▶ Dataset items:

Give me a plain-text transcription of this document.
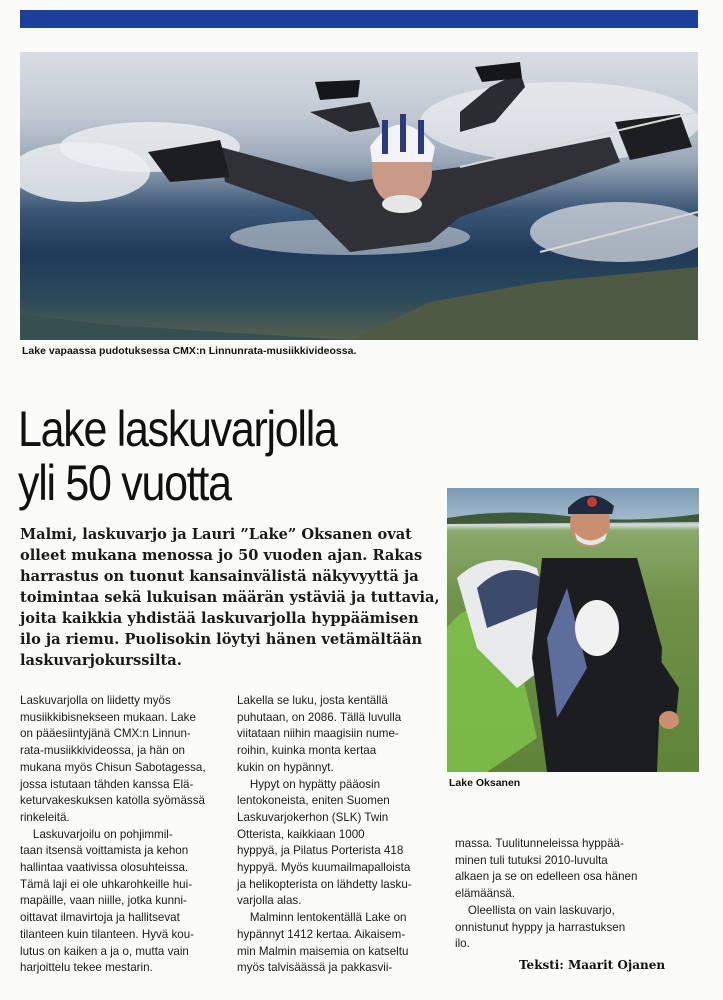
Lake vapaassa pudotuksessa CMX:n Linnunrata-musiikkivideossa.
Lake laskuvarjolla
yli 50 vuotta
Malmi, laskuvarjo ja Lauri ”Lake” Oksanen ovat
olleet mukana menossa jo 50 vuoden ajan. Rakas
harrastus on tuonut kansainvälistä näkyvyyttä ja
toimintaa sekä lukuisan määrän ystäviä ja tuttavia,
joita kaikkia yhdistää laskuvarjolla hyppäämisen
ilo ja riemu. Puolisokin löytyi hänen vetämältään
laskuvarjokurssilta.
Lake Oksanen
Laskuvarjolla on liidetty myös
musiikkibisnekseen mukaan. Lake
on pääesiintyjänä CMX:n Linnun-
rata-musiikkivideossa, ja hän on
mukana myös Chisun Sabotagessa,
jossa istutaan tähden kanssa Elä-
keturvakeskuksen katolla syömässä
rinkeleitä.
Laskuvarjoilu on pohjimmil-
taan itsensä voittamista ja kehon
hallintaa vaativissa olosuhteissa.
Tämä laji ei ole uhkarohkeille hui-
mapäille, vaan niille, jotka kunni-
oittavat ilmavirtoja ja hallitsevat
tilanteen kuin tilanteen. Hyvä kou-
lutus on kaiken a ja o, mutta vain
harjoittelu tekee mestarin.
Lakella se luku, josta kentällä
puhutaan, on 2086. Tällä luvulla
viitataan niihin maagisiin nume-
roihin, kuinka monta kertaa
kukin on hypännyt.
Hypyt on hypätty pääosin
lentokoneista, eniten Suomen
Laskuvarjokerhon (SLK) Twin
Otterista, kaikkiaan 1000
hyppyä, ja Pilatus Porterista 418
hyppyä. Myös kuumailmapalloista
ja helikopterista on lähdetty lasku-
varjolla alas.
Malminn lentokentällä Lake on
hypännyt 1412 kertaa. Aikaisem-
min Malmin maisemia on katseltu
myös talvisäässä ja pakkasvii-
massa. Tuulitunneleissa hyppää-
minen tuli tutuksi 2010-luvulta
alkaen ja se on edelleen osa hänen
elämäänsä.
Oleellista on vain laskuvarjo,
onnistunut hyppy ja harrastuksen
ilo.
Teksti: Maarit Ojanen
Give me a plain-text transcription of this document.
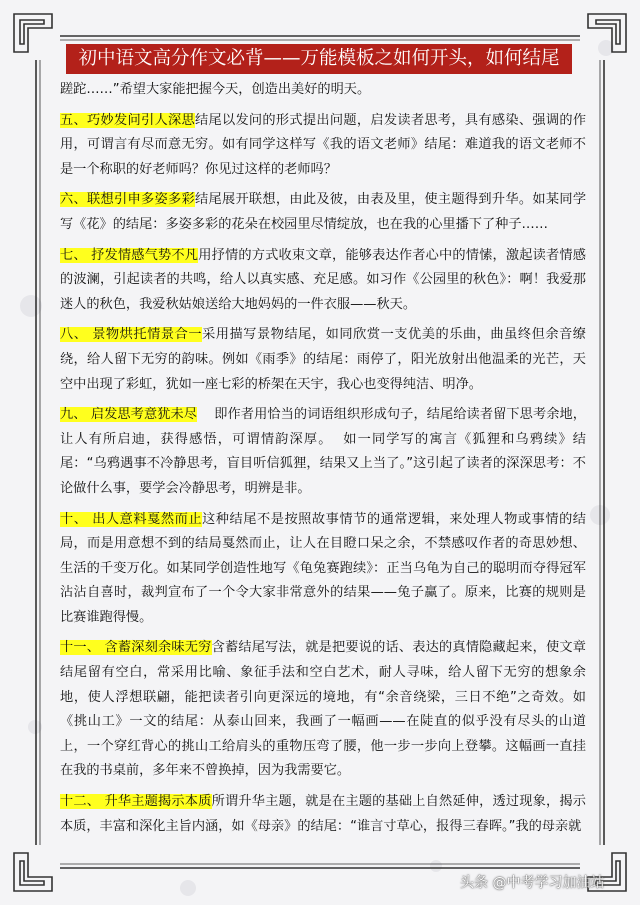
初中语文高分作文必背——万能模板之如何开头，如何结尾

蹉跎……”希望大家能把握今天，创造出美好的明天。

五、巧妙发问引人深思结尾以发问的形式提出问题，启发读者思考，具有感染、强调的作用，可谓言有尽而意无穷。如有同学这样写《我的语文老师》结尾：难道我的语文老师不是一个称职的好老师吗？你见过这样的老师吗？

六、联想引申多姿多彩结尾展开联想，由此及彼，由表及里，使主题得到升华。如某同学写《花》的结尾：多姿多彩的花朵在校园里尽情绽放，也在我的心里播下了种子……

七、 抒发情感气势不凡用抒情的方式收束文章，能够表达作者心中的情愫，激起读者情感的波澜，引起读者的共鸣，给人以真实感、充足感。如习作《公园里的秋色》：啊！我爱那迷人的秋色，我爱秋姑娘送给大地妈妈的一件衣服——秋天。

八、 景物烘托情景合一采用描写景物结尾，如同欣赏一支优美的乐曲，曲虽终但余音缭绕，给人留下无穷的韵味。例如《雨季》的结尾：雨停了，阳光放射出他温柔的光芒，天空中出现了彩虹，犹如一座七彩的桥架在天宇，我心也变得纯洁、明净。

九、 启发思考意犹未尽    即作者用恰当的词语组织形成句子，结尾给读者留下思考余地，让人有所启迪，获得感悟，可谓情韵深厚。  如一同学写的寓言《狐狸和乌鸦续》结尾：“乌鸦遇事不冷静思考，盲目听信狐狸，结果又上当了。”这引起了读者的深深思考：不论做什么事，要学会冷静思考，明辨是非。

十、 出人意料戛然而止这种结尾不是按照故事情节的通常逻辑，来处理人物或事情的结局，而是用意想不到的结局戛然而止，让人在目瞪口呆之余，不禁感叹作者的奇思妙想、生活的千变万化。如某同学创造性地写《龟兔赛跑续》：正当乌龟为自己的聪明而夺得冠军沾沾自喜时，裁判宣布了一个令大家非常意外的结果——兔子赢了。原来，比赛的规则是比赛谁跑得慢。

十一、 含蓄深刻余味无穷含蓄结尾写法，就是把要说的话、表达的真情隐藏起来，使文章结尾留有空白，常采用比喻、象征手法和空白艺术，耐人寻味，给人留下无穷的想象余地，使人浮想联翩，能把读者引向更深远的境地，有“余音绕梁，三日不绝”之奇效。如《挑山工》一文的结尾：从泰山回来，我画了一幅画——在陡直的似乎没有尽头的山道上，一个穿红背心的挑山工给肩头的重物压弯了腰，他一步一步向上登攀。这幅画一直挂在我的书桌前，多年来不曾换掉，因为我需要它。

十二、 升华主题揭示本质所谓升华主题，就是在主题的基础上自然延伸，透过现象，揭示本质，丰富和深化主旨内涵，如《母亲》的结尾：“谁言寸草心，报得三春晖。”我的母亲就

头条 @中考学习加油站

▶ Work required: What you return should match the records above word for word, minus the pictures.

▶ Finished task:
Give me a plain-text transcription of this document.
Lake vapaassa pudotuksessa CMX:n Linnunrata-musiikkivideossa.
Lake laskuvarjolla
yli 50 vuotta
Malmi, laskuvarjo ja Lauri ”Lake” Oksanen ovat
olleet mukana menossa jo 50 vuoden ajan. Rakas
harrastus on tuonut kansainvälistä näkyvyyttä ja
toimintaa sekä lukuisan määrän ystäviä ja tuttavia,
joita kaikkia yhdistää laskuvarjolla hyppäämisen
ilo ja riemu. Puolisokin löytyi hänen vetämältään
laskuvarjokurssilta.
Lake Oksanen
Laskuvarjolla on liidetty myös
musiikkibisnekseen mukaan. Lake
on pääesiintyjänä CMX:n Linnun-
rata-musiikkivideossa, ja hän on
mukana myös Chisun Sabotagessa,
jossa istutaan tähden kanssa Elä-
keturvakeskuksen katolla syömässä
rinkeleitä.
Laskuvarjoilu on pohjimmil-
taan itsensä voittamista ja kehon
hallintaa vaativissa olosuhteissa.
Tämä laji ei ole uhkarohkeille hui-
mapäille, vaan niille, jotka kunni-
oittavat ilmavirtoja ja hallitsevat
tilanteen kuin tilanteen. Hyvä kou-
lutus on kaiken a ja o, mutta vain
harjoittelu tekee mestarin.
Lakella se luku, josta kentällä
puhutaan, on 2086. Tällä luvulla
viitataan niihin maagisiin nume-
roihin, kuinka monta kertaa
kukin on hypännyt.
Hypyt on hypätty pääosin
lentokoneista, eniten Suomen
Laskuvarjokerhon (SLK) Twin
Otterista, kaikkiaan 1000
hyppyä, ja Pilatus Porterista 418
hyppyä. Myös kuumailmapalloista
ja helikopterista on lähdetty lasku-
varjolla alas.
Malminn lentokentällä Lake on
hypännyt 1412 kertaa. Aikaisem-
min Malmin maisemia on katseltu
myös talvisäässä ja pakkasvii-
massa. Tuulitunneleissa hyppää-
minen tuli tutuksi 2010-luvulta
alkaen ja se on edelleen osa hänen
elämäänsä.
Oleellista on vain laskuvarjo,
onnistunut hyppy ja harrastuksen
ilo.
Teksti: Maarit Ojanen
Give me a plain-text transcription of this document.
初中语文高分作文必背——万能模板之如何开头，如何结尾

蹉跎……”希望大家能把握今天，创造出美好的明天。

五、巧妙发问引人深思结尾以发问的形式提出问题，启发读者思考，具有感染、强调的作用，可谓言有尽而意无穷。如有同学这样写《我的语文老师》结尾：难道我的语文老师不是一个称职的好老师吗？你见过这样的老师吗？

六、联想引申多姿多彩结尾展开联想，由此及彼，由表及里，使主题得到升华。如某同学写《花》的结尾：多姿多彩的花朵在校园里尽情绽放，也在我的心里播下了种子……

七、 抒发情感气势不凡用抒情的方式收束文章，能够表达作者心中的情愫，激起读者情感的波澜，引起读者的共鸣，给人以真实感、充足感。如习作《公园里的秋色》：啊！我爱那迷人的秋色，我爱秋姑娘送给大地妈妈的一件衣服——秋天。

八、 景物烘托情景合一采用描写景物结尾，如同欣赏一支优美的乐曲，曲虽终但余音缭绕，给人留下无穷的韵味。例如《雨季》的结尾：雨停了，阳光放射出他温柔的光芒，天空中出现了彩虹，犹如一座七彩的桥架在天宇，我心也变得纯洁、明净。

九、 启发思考意犹未尽    即作者用恰当的词语组织形成句子，结尾给读者留下思考余地，让人有所启迪，获得感悟，可谓情韵深厚。  如一同学写的寓言《狐狸和乌鸦续》结尾：“乌鸦遇事不冷静思考，盲目听信狐狸，结果又上当了。”这引起了读者的深深思考：不论做什么事，要学会冷静思考，明辨是非。

十、 出人意料戛然而止这种结尾不是按照故事情节的通常逻辑，来处理人物或事情的结局，而是用意想不到的结局戛然而止，让人在目瞪口呆之余，不禁感叹作者的奇思妙想、生活的千变万化。如某同学创造性地写《龟兔赛跑续》：正当乌龟为自己的聪明而夺得冠军沾沾自喜时，裁判宣布了一个令大家非常意外的结果——兔子赢了。原来，比赛的规则是比赛谁跑得慢。

十一、 含蓄深刻余味无穷含蓄结尾写法，就是把要说的话、表达的真情隐藏起来，使文章结尾留有空白，常采用比喻、象征手法和空白艺术，耐人寻味，给人留下无穷的想象余地，使人浮想联翩，能把读者引向更深远的境地，有“余音绕梁，三日不绝”之奇效。如《挑山工》一文的结尾：从泰山回来，我画了一幅画——在陡直的似乎没有尽头的山道上，一个穿红背心的挑山工给肩头的重物压弯了腰，他一步一步向上登攀。这幅画一直挂在我的书桌前，多年来不曾换掉，因为我需要它。

十二、 升华主题揭示本质所谓升华主题，就是在主题的基础上自然延伸，透过现象，揭示本质，丰富和深化主旨内涵，如《母亲》的结尾：“谁言寸草心，报得三春晖。”我的母亲就

头条 @中考学习加油站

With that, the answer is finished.